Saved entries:
--- --- ---
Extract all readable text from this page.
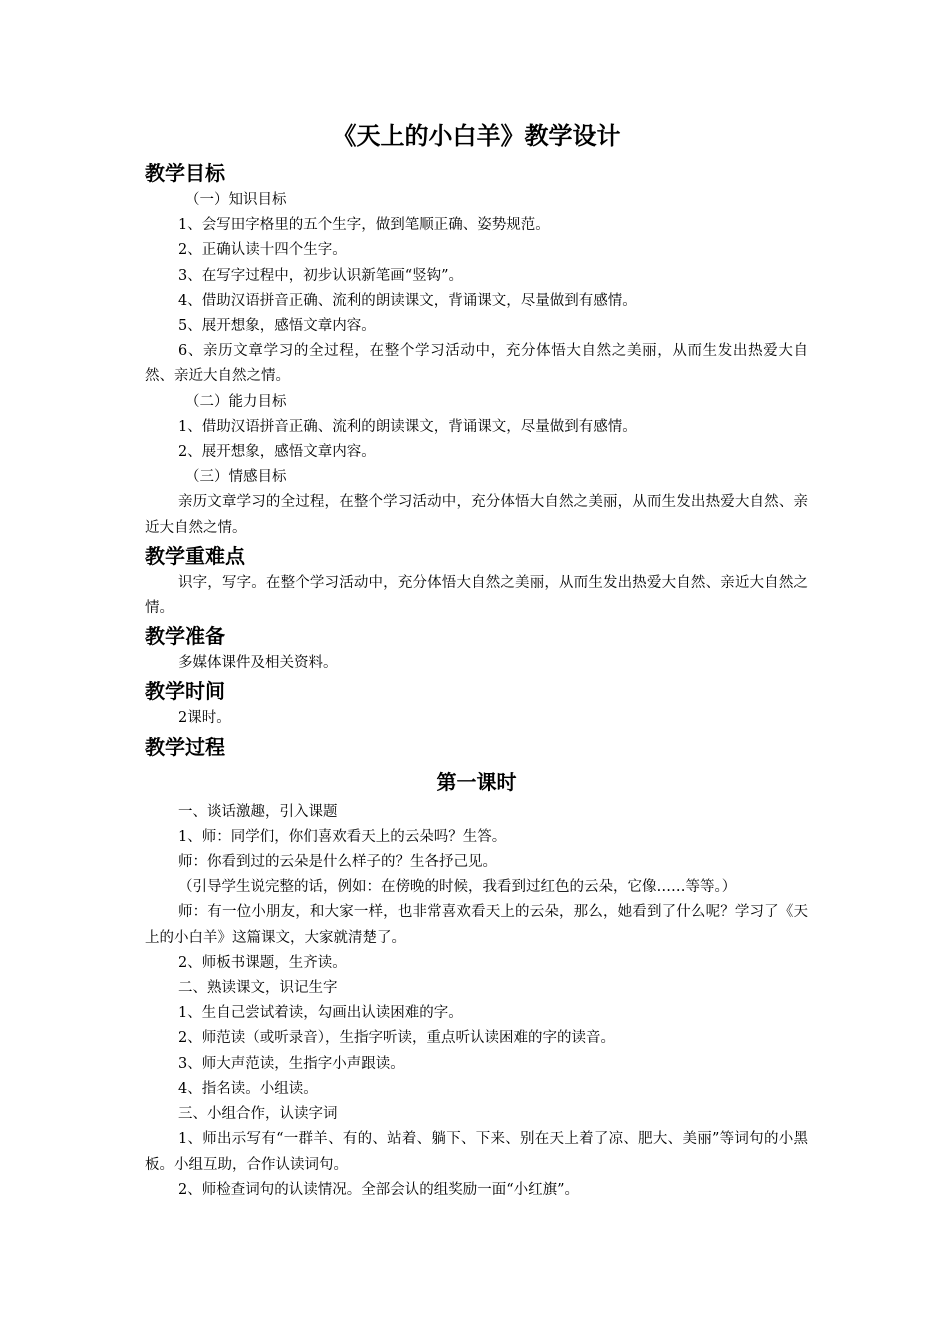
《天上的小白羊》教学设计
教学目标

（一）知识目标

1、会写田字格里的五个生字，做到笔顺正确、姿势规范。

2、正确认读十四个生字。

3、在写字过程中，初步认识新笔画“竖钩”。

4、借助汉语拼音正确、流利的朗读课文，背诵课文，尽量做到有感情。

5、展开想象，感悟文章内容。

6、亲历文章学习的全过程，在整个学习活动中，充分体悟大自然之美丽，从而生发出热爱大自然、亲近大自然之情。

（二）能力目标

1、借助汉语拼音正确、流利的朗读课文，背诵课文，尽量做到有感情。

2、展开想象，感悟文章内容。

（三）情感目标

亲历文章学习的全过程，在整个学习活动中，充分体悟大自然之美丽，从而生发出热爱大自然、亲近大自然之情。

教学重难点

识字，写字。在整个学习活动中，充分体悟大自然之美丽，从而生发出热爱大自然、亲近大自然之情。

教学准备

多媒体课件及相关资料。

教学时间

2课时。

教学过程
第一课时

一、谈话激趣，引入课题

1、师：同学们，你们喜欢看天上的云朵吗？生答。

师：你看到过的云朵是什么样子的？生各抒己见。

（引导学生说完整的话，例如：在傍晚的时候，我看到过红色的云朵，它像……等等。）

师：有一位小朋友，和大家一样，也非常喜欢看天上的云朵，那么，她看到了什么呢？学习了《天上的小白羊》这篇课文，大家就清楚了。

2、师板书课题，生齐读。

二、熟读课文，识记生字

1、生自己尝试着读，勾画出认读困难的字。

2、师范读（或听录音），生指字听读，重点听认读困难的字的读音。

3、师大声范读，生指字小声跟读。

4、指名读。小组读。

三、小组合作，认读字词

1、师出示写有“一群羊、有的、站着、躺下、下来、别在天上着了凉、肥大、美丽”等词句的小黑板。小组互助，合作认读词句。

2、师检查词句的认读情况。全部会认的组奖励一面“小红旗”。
--- --- ---
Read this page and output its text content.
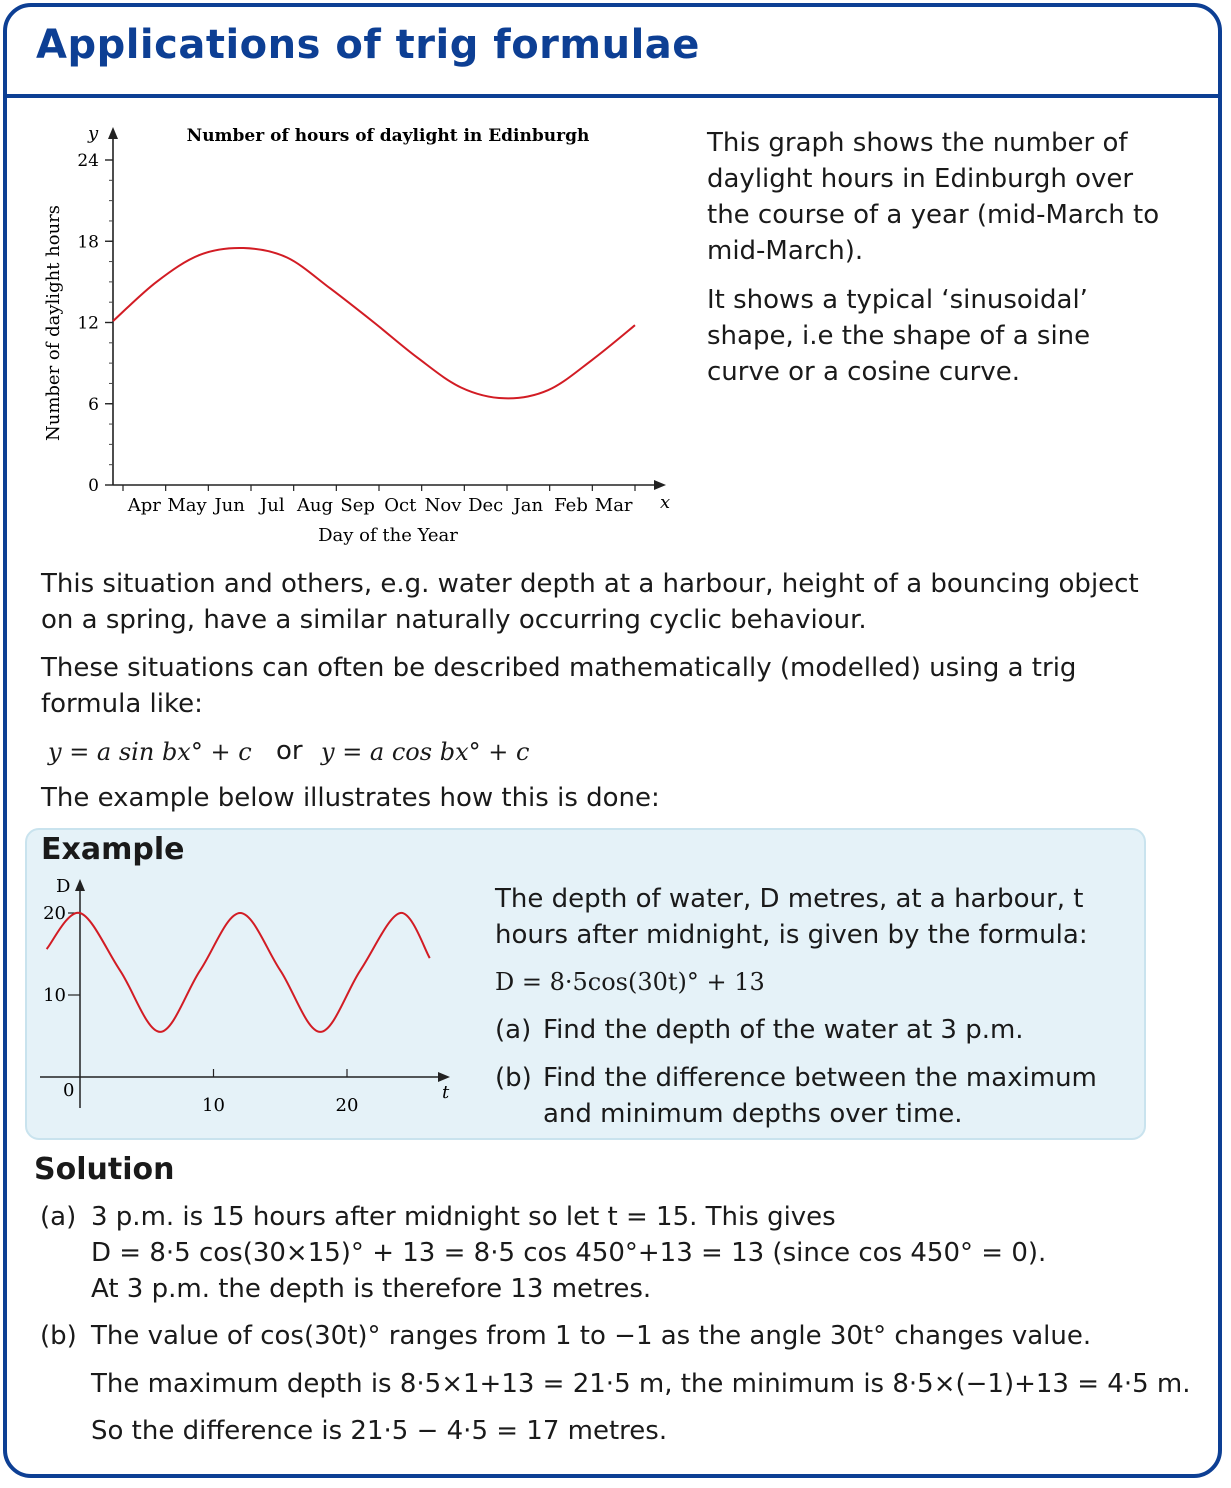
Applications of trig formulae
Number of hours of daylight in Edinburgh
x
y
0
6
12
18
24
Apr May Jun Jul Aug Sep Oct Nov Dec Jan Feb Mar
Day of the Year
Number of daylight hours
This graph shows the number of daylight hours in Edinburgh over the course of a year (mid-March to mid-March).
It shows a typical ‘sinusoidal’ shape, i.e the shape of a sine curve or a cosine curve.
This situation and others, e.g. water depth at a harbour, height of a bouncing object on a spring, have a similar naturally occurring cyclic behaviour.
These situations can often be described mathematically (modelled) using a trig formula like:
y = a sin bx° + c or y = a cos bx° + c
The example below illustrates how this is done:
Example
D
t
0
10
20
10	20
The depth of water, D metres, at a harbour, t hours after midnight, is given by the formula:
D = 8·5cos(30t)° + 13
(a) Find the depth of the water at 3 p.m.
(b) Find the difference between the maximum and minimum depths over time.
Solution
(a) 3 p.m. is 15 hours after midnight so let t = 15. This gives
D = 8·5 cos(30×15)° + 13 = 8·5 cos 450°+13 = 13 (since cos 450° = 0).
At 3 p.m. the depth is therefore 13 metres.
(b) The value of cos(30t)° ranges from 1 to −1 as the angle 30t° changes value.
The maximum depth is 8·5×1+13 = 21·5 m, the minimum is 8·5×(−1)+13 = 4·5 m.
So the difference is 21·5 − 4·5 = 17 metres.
--- --- ---
WRITTEN INSTRUCTION: Filter the listing for the word "hours" and copy every line that holds it.

WORKED SOLUTION:
Number of hours of daylight in Edinburgh
Number of daylight hours
This graph shows the number of daylight hours in Edinburgh over the course of a year (mid-March to mid-March).
The depth of water, D metres, at a harbour, t hours after midnight, is given by the formula:
(a) 3 p.m. is 15 hours after midnight so let t = 15. This gives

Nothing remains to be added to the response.